--- START OF DATA LISTING ---
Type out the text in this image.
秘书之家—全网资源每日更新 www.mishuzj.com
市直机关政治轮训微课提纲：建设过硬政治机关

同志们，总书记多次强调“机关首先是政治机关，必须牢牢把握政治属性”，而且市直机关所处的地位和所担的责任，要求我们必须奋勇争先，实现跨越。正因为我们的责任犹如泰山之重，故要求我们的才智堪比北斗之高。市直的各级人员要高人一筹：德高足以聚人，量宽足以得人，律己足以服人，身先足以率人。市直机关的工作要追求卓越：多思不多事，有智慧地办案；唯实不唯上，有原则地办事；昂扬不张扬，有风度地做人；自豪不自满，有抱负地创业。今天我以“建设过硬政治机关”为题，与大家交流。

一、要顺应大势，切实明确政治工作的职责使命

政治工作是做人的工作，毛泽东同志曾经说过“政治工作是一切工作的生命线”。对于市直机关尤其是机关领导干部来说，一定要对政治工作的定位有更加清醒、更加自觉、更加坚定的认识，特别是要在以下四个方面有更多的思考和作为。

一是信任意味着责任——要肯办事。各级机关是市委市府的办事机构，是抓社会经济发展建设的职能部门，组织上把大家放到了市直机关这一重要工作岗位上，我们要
--- END OF DATA LISTING ---
_YOUR GOAL:_ Word for word, write out the data.

_REPLY:_
Type out the text in this image.
秘书之家—全网资源每日更新 www.mishuzj.com
市直机关政治轮训微课提纲：建设过硬政治机关

同志们，总书记多次强调“机关首先是政治机关，必须牢牢把握政治属性”，而且市直机关所处的地位和所担的责任，要求我们必须奋勇争先，实现跨越。正因为我们的责任犹如泰山之重，故要求我们的才智堪比北斗之高。市直的各级人员要高人一筹：德高足以聚人，量宽足以得人，律己足以服人，身先足以率人。市直机关的工作要追求卓越：多思不多事，有智慧地办案；唯实不唯上，有原则地办事；昂扬不张扬，有风度地做人；自豪不自满，有抱负地创业。今天我以“建设过硬政治机关”为题，与大家交流。

一、要顺应大势，切实明确政治工作的职责使命

政治工作是做人的工作，毛泽东同志曾经说过“政治工作是一切工作的生命线”。对于市直机关尤其是机关领导干部来说，一定要对政治工作的定位有更加清醒、更加自觉、更加坚定的认识，特别是要在以下四个方面有更多的思考和作为。

一是信任意味着责任——要肯办事。各级机关是市委市府的办事机构，是抓社会经济发展建设的职能部门，组织上把大家放到了市直机关这一重要工作岗位上，我们要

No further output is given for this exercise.